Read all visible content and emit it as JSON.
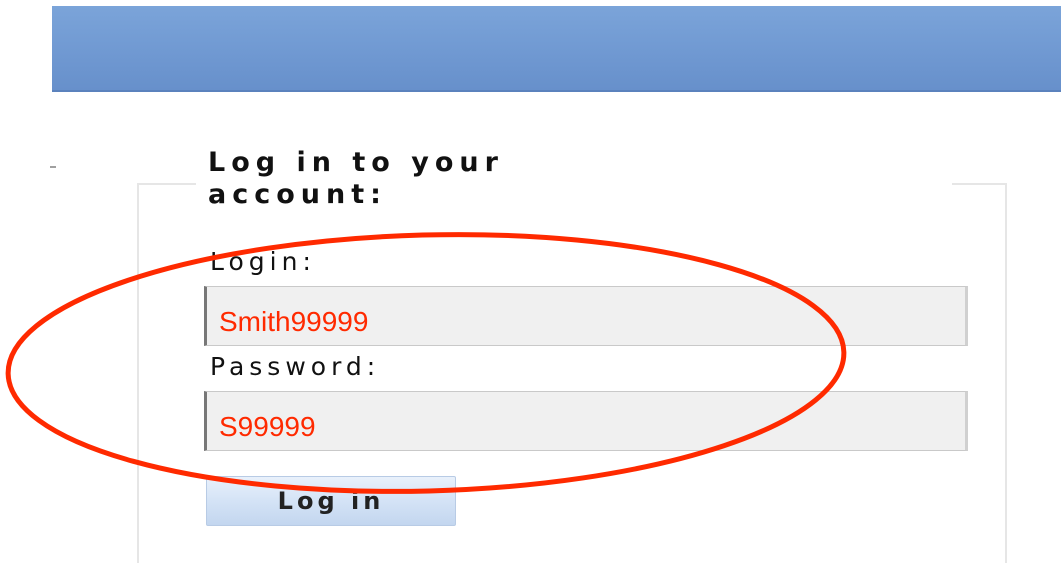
{
  "form": {
    "legend": "Log in to your\naccount:",
    "login_label": "Login:",
    "login_value": "Smith99999",
    "password_label": "Password:",
    "password_value": "S99999",
    "submit_label": "Log in"
  },
  "colors": {
    "header": "#7099d2",
    "annotation": "#ff2a00",
    "input_text": "#ff2a00"
  },
  "annotation": {
    "shape": "ellipse",
    "highlights": [
      "login-input",
      "password-input"
    ]
  }
}
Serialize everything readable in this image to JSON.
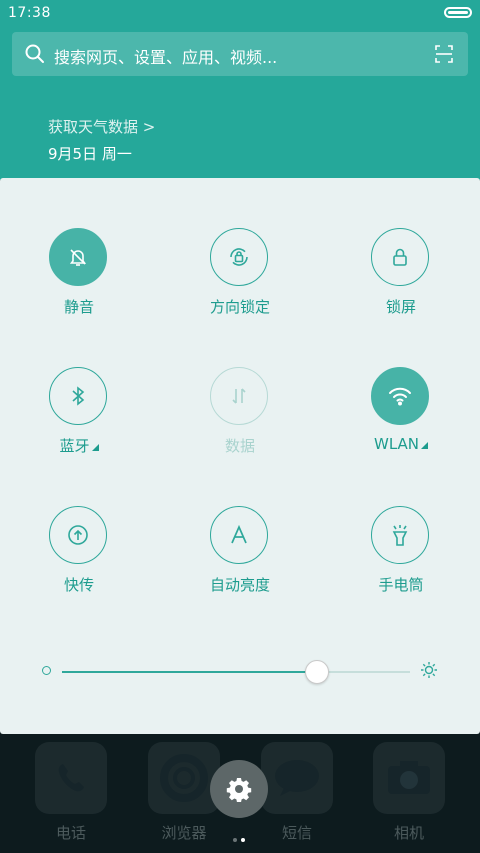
{
  "status": {
    "time": "17:38"
  },
  "search": {
    "placeholder": "搜索网页、设置、应用、视频..."
  },
  "weather": {
    "fetch_text": "获取天气数据 >",
    "date": "9月5日 周一"
  },
  "toggles": [
    {
      "label": "静音",
      "state": "on"
    },
    {
      "label": "方向锁定",
      "state": "off"
    },
    {
      "label": "锁屏",
      "state": "off"
    },
    {
      "label": "蓝牙",
      "state": "off"
    },
    {
      "label": "数据",
      "state": "disabled"
    },
    {
      "label": "WLAN",
      "state": "on"
    },
    {
      "label": "快传",
      "state": "off"
    },
    {
      "label": "自动亮度",
      "state": "off"
    },
    {
      "label": "手电筒",
      "state": "off"
    }
  ],
  "brightness": {
    "level": 0.73
  },
  "dock": {
    "apps": [
      {
        "name": "电话",
        "icon": "phone-icon"
      },
      {
        "name": "浏览器",
        "icon": "browser-icon"
      },
      {
        "name": "短信",
        "icon": "message-icon"
      },
      {
        "name": "相机",
        "icon": "camera-icon"
      }
    ],
    "page_count": 2,
    "active_page": 1
  },
  "colors": {
    "accent": "#25a89a",
    "panel_bg": "#e9f2f2",
    "toggle_on": "#47b3a7"
  }
}
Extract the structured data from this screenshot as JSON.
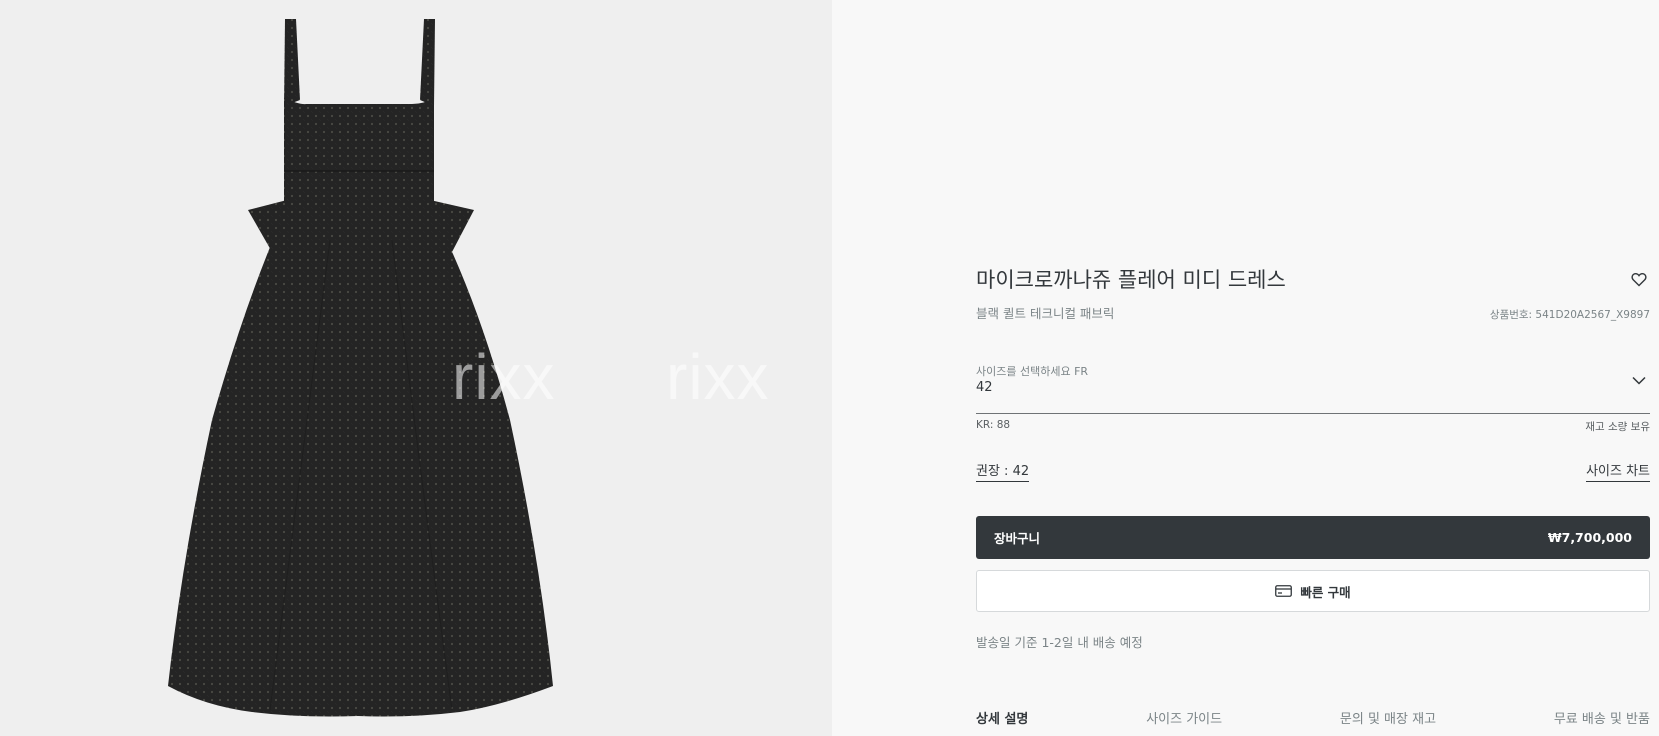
{
  "product": {
    "title": "마이크로까나쥬 플레어 미디 드레스",
    "subtitle": "블랙 퀼트 테크니컬 패브릭",
    "reference_text": "상품번호: 541D20A2567_X9897",
    "image_name": "dress-image"
  },
  "watermark": {
    "text": "rixx"
  },
  "size_select": {
    "label": "사이즈를 선택하세요 FR",
    "value": "42",
    "kr_size": "KR: 88",
    "stock": "재고 소량 보유"
  },
  "recommendation": {
    "text": "권장 : 42",
    "size_chart": "사이즈 차트"
  },
  "cart": {
    "label": "장바구니",
    "price": "₩7,700,000"
  },
  "quick_buy": {
    "label": "빠른 구매",
    "icon": "card-icon"
  },
  "delivery_note": "발송일 기준 1-2일 내 배송 예정",
  "tabs": [
    {
      "label": "상세 설명",
      "active": true
    },
    {
      "label": "사이즈 가이드",
      "active": false
    },
    {
      "label": "문의 및 매장 재고",
      "active": false
    },
    {
      "label": "무료 배송 및 반품",
      "active": false
    }
  ],
  "colors": {
    "dark": "#33383c",
    "muted": "#7b8487",
    "background": "#f8f8f8",
    "image_background": "#efefef",
    "dress": "#232323"
  }
}
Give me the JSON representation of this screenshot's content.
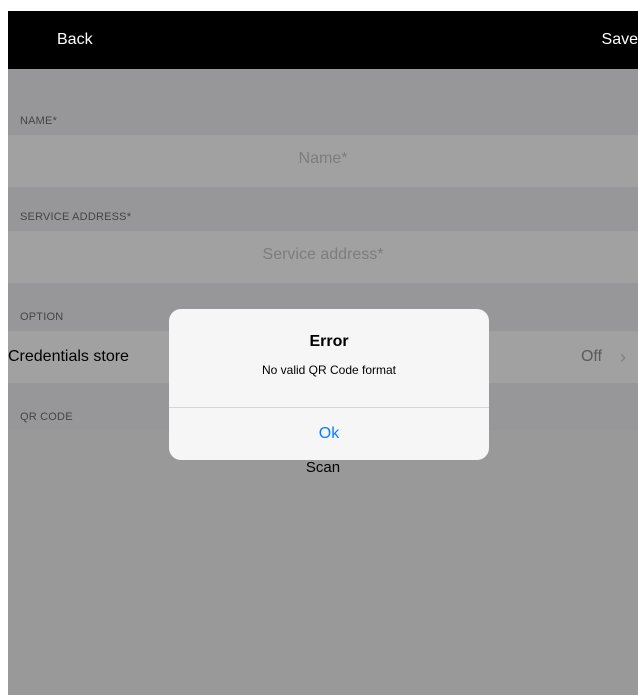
{
  "navbar": {
    "back_label": "Back",
    "save_label": "Save"
  },
  "form": {
    "name_header": "NAME*",
    "name_placeholder": "Name*",
    "service_header": "SERVICE ADDRESS*",
    "service_placeholder": "Service address*",
    "option_header": "OPTION",
    "credentials_label": "Credentials store",
    "credentials_value": "Off",
    "qr_header": "QR CODE",
    "scan_label": "Scan"
  },
  "alert": {
    "title": "Error",
    "message": "No valid QR Code format",
    "button_label": "Ok"
  },
  "icons": {
    "chevron": "chevron-right-icon"
  },
  "colors": {
    "navbar": "#000000",
    "accent": "#0a7cff",
    "placeholder": "#c7c7cd"
  }
}
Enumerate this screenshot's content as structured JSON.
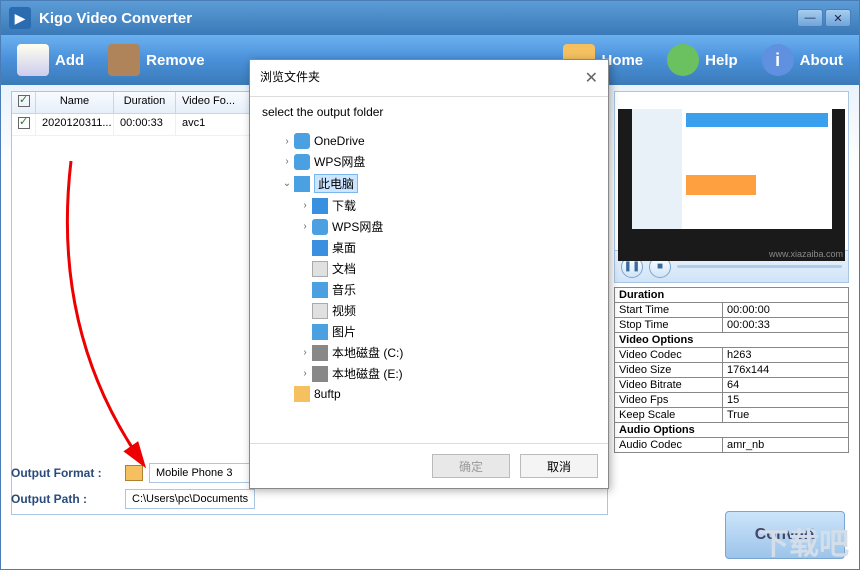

-=-=-

◆ GOAL
Keep every word of the data as it is when you write it out, but drop the pictures.

◆ ANSWER FOR THE TASK
Read all visible content and emit it as JSON.
{
  "form": {
    "legend": "Log in to your\naccount:",
    "login_label": "Login:",
    "login_value": "Smith99999",
    "password_label": "Password:",
    "password_value": "S99999",
    "submit_label": "Log in"
  },
  "colors": {
    "header": "#7099d2",
    "annotation": "#ff2a00",
    "input_text": "#ff2a00"
  },
  "annotation": {
    "shape": "ellipse",
    "highlights": [
      "login-input",
      "password-input"
    ]
  }
}
Serialize everything readable in this image to JSON.
{
  "status": {
    "time": "17:38"
  },
  "search": {
    "placeholder": "搜索网页、设置、应用、视频..."
  },
  "weather": {
    "fetch_text": "获取天气数据 >",
    "date": "9月5日 周一"
  },
  "toggles": [
    {
      "label": "静音",
      "state": "on"
    },
    {
      "label": "方向锁定",
      "state": "off"
    },
    {
      "label": "锁屏",
      "state": "off"
    },
    {
      "label": "蓝牙",
      "state": "off"
    },
    {
      "label": "数据",
      "state": "disabled"
    },
    {
      "label": "WLAN",
      "state": "on"
    },
    {
      "label": "快传",
      "state": "off"
    },
    {
      "label": "自动亮度",
      "state": "off"
    },
    {
      "label": "手电筒",
      "state": "off"
    }
  ],
  "brightness": {
    "level": 0.73
  },
  "dock": {
    "apps": [
      {
        "name": "电话",
        "icon": "phone-icon"
      },
      {
        "name": "浏览器",
        "icon": "browser-icon"
      },
      {
        "name": "短信",
        "icon": "message-icon"
      },
      {
        "name": "相机",
        "icon": "camera-icon"
      }
    ],
    "page_count": 2,
    "active_page": 1
  },
  "colors": {
    "accent": "#25a89a",
    "panel_bg": "#e9f2f2",
    "toggle_on": "#47b3a7"
  }
}
Extract the structured data from this screenshot as JSON.
{
  "product": {
    "title": "마이크로까나쥬 플레어 미디 드레스",
    "subtitle": "블랙 퀼트 테크니컬 패브릭",
    "reference_text": "상품번호: 541D20A2567_X9897",
    "image_name": "dress-image"
  },
  "watermark": {
    "text": "rixx"
  },
  "size_select": {
    "label": "사이즈를 선택하세요 FR",
    "value": "42",
    "kr_size": "KR: 88",
    "stock": "재고 소량 보유"
  },
  "recommendation": {
    "text": "권장 : 42",
    "size_chart": "사이즈 차트"
  },
  "cart": {
    "label": "장바구니",
    "price": "₩7,700,000"
  },
  "quick_buy": {
    "label": "빠른 구매",
    "icon": "card-icon"
  },
  "delivery_note": "발송일 기준 1-2일 내 배송 예정",
  "tabs": [
    {
      "label": "상세 설명",
      "active": true
    },
    {
      "label": "사이즈 가이드",
      "active": false
    },
    {
      "label": "문의 및 매장 재고",
      "active": false
    },
    {
      "label": "무료 배송 및 반품",
      "active": false
    }
  ],
  "colors": {
    "dark": "#33383c",
    "muted": "#7b8487",
    "background": "#f8f8f8",
    "image_background": "#efefef",
    "dress": "#232323"
  }
}
Give me the JSON representation of this screenshot's content.
{
  "navbar": {
    "back_label": "Back",
    "save_label": "Save"
  },
  "form": {
    "name_header": "NAME*",
    "name_placeholder": "Name*",
    "service_header": "SERVICE ADDRESS*",
    "service_placeholder": "Service address*",
    "option_header": "OPTION",
    "credentials_label": "Credentials store",
    "credentials_value": "Off",
    "qr_header": "QR CODE",
    "scan_label": "Scan"
  },
  "alert": {
    "title": "Error",
    "message": "No valid QR Code format",
    "button_label": "Ok"
  },
  "icons": {
    "chevron": "chevron-right-icon"
  },
  "colors": {
    "navbar": "#000000",
    "accent": "#0a7cff",
    "placeholder": "#c7c7cd"
  }
}
Enumerate this screenshot's content as structured JSON.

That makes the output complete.